_What to work on:_
Find each line with "τετράγωνο" and copy it.

┌──

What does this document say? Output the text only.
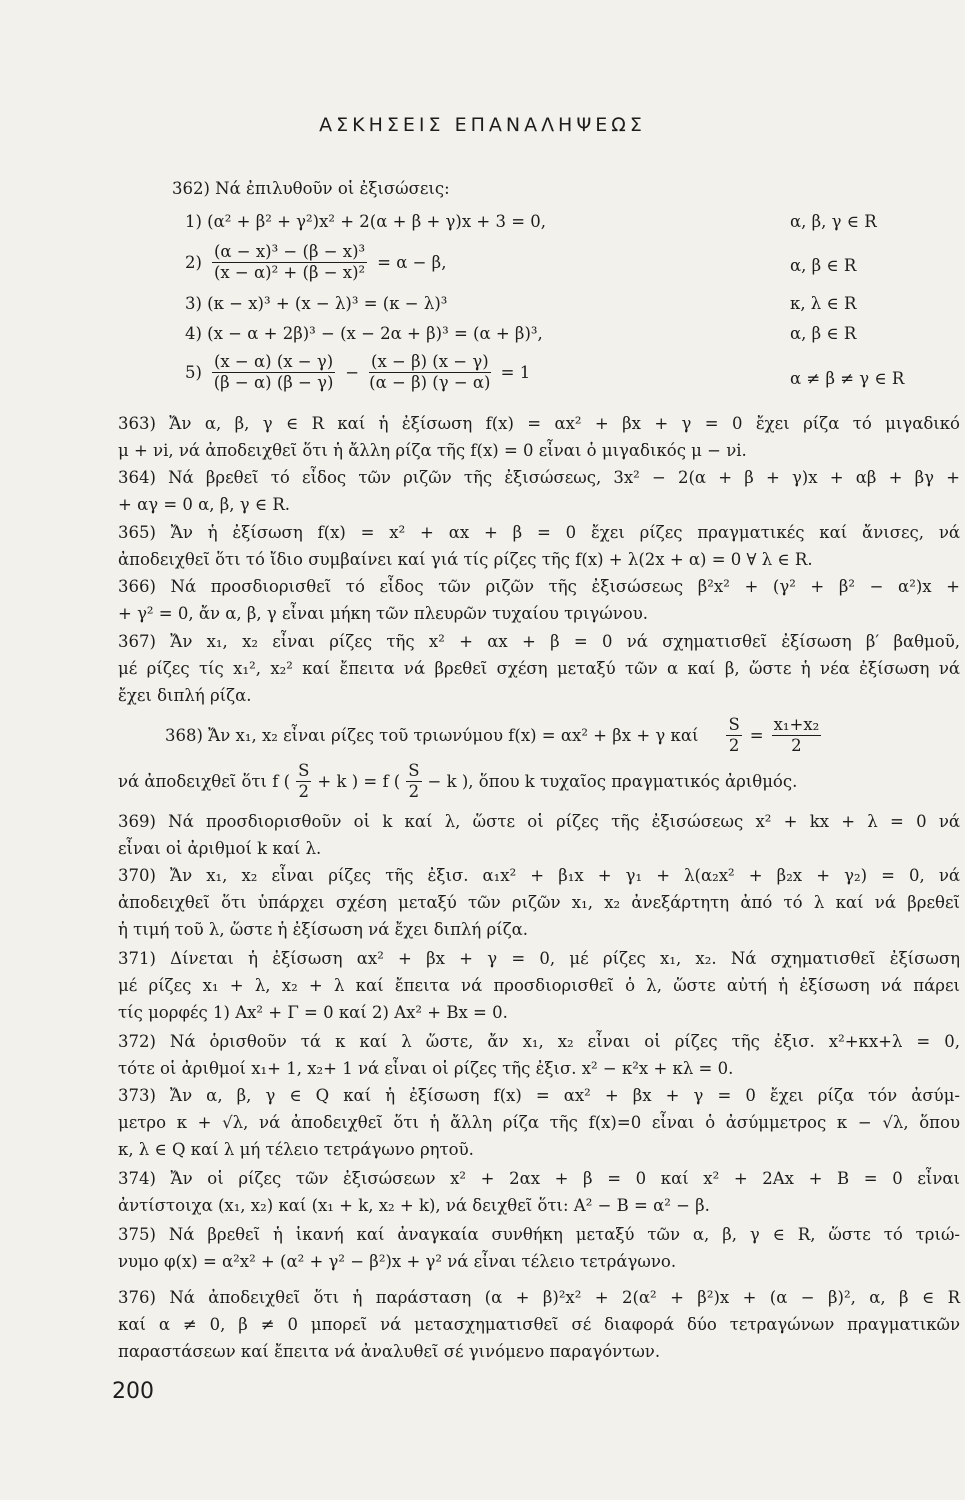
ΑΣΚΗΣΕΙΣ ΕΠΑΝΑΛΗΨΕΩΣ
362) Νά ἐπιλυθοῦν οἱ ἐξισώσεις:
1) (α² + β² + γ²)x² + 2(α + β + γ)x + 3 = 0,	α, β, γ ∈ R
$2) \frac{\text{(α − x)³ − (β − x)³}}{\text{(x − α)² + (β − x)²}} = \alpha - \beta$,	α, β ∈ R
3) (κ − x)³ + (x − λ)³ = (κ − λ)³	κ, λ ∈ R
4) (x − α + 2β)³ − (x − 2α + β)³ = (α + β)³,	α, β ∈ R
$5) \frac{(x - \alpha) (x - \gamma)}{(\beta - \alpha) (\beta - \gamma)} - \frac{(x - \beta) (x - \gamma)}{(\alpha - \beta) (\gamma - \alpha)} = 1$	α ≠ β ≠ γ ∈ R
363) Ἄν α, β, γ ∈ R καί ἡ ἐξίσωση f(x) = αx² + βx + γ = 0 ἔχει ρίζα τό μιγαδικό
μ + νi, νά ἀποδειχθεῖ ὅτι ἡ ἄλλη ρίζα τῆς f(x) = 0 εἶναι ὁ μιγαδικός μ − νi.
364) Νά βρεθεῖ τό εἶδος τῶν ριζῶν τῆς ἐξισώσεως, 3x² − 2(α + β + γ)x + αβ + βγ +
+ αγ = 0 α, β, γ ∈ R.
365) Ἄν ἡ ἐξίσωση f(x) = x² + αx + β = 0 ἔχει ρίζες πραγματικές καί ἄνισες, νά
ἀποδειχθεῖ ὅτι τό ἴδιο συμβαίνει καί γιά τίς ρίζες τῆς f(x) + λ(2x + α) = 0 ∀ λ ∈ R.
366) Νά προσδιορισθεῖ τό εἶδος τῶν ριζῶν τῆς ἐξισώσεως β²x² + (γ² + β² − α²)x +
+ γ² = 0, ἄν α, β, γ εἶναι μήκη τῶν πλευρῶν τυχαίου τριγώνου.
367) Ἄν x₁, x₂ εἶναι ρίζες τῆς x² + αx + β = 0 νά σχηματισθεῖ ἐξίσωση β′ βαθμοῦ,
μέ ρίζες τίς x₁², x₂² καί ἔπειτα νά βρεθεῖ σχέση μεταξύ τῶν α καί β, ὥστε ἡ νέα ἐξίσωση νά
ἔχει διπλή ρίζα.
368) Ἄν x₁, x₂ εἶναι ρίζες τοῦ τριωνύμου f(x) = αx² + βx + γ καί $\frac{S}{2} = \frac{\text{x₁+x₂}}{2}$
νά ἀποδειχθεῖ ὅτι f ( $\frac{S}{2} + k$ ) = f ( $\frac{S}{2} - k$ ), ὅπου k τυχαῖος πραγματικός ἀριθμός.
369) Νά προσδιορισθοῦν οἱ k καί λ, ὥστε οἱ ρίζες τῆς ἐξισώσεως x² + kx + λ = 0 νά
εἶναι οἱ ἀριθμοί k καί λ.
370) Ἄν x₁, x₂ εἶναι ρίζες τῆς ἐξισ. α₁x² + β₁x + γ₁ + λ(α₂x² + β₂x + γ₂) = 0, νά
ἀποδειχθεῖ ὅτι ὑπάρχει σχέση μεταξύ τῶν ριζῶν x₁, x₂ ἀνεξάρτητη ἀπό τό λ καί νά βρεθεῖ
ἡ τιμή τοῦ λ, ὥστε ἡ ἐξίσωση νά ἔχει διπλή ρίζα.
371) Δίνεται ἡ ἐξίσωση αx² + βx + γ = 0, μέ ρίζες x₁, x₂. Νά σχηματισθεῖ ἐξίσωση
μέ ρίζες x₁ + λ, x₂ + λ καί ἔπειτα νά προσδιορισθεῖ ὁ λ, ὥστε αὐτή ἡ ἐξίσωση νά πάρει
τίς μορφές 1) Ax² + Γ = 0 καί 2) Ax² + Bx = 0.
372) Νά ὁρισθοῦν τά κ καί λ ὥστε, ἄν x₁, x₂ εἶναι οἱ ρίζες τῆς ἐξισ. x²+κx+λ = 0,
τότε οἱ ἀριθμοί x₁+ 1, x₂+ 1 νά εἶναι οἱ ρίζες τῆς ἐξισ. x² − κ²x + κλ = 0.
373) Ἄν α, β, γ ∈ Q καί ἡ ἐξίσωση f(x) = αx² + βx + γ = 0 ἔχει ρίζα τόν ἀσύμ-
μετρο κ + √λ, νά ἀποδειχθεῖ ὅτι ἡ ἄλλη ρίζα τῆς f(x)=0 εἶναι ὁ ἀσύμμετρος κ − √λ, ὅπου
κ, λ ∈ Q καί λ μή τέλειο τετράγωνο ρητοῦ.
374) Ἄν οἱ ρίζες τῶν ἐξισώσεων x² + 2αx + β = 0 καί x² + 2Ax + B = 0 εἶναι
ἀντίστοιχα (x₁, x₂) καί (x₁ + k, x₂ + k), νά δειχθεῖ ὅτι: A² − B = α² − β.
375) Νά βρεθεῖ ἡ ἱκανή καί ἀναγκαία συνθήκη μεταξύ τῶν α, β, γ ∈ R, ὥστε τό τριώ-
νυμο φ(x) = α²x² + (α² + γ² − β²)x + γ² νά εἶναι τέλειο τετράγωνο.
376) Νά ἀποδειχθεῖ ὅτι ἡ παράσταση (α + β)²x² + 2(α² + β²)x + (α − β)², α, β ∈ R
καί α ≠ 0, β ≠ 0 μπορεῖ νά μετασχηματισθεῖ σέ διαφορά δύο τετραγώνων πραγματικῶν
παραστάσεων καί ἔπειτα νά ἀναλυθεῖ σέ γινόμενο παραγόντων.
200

└──
┌──

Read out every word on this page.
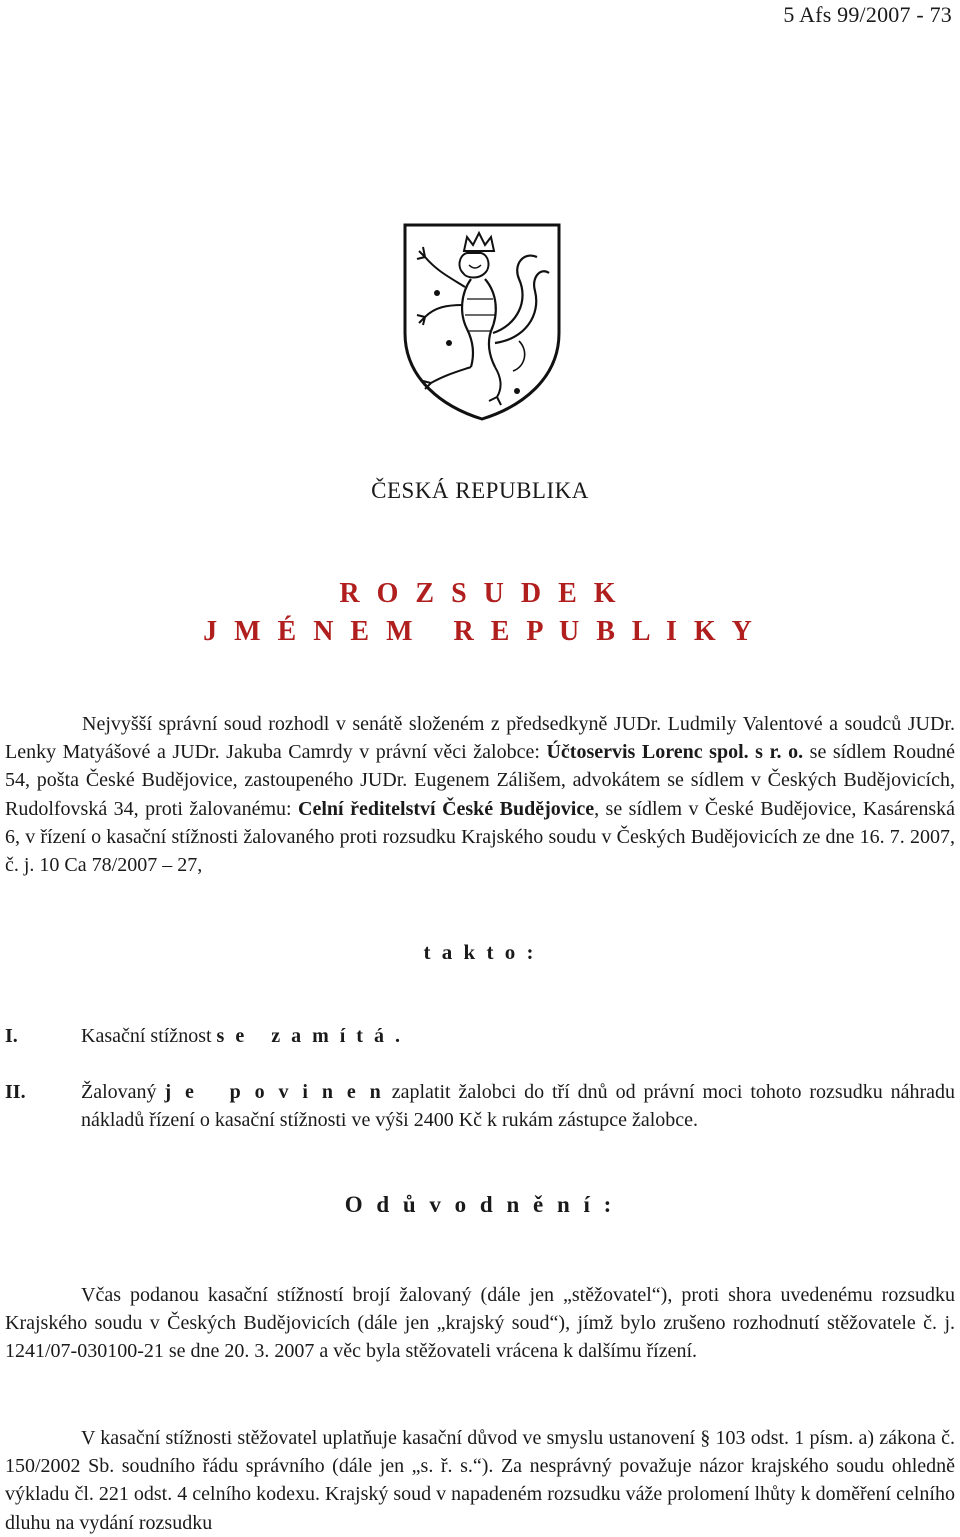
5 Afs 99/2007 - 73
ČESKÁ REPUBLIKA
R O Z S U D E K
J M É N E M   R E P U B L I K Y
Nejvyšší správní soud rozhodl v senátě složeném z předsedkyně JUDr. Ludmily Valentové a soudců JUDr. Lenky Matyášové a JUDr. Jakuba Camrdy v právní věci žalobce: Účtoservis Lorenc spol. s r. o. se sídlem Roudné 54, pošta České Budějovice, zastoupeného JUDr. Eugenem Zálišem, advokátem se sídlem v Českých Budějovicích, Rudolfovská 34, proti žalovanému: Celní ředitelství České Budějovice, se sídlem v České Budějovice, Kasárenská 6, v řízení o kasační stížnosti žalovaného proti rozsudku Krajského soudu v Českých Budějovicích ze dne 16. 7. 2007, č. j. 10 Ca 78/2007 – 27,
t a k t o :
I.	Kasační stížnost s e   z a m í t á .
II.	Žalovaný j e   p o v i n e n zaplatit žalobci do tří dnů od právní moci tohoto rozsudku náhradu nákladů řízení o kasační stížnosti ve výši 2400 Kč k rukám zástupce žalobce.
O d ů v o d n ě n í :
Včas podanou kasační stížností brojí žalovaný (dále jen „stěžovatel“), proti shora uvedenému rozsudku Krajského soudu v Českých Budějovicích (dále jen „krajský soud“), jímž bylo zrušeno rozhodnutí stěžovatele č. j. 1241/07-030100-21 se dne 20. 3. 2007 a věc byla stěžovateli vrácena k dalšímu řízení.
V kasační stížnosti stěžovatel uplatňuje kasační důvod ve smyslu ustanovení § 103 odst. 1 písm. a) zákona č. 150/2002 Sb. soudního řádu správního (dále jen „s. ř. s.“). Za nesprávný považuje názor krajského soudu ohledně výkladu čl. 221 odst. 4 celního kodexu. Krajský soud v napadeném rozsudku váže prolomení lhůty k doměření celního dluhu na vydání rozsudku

└──

_Expected answer:_
κ, λ ∈ Q καί λ μή τέλειο τετράγωνο ρητοῦ.
νυμο φ(x) = α²x² + (α² + γ² − β²)x + γ² νά εἶναι τέλειο τετράγωνο.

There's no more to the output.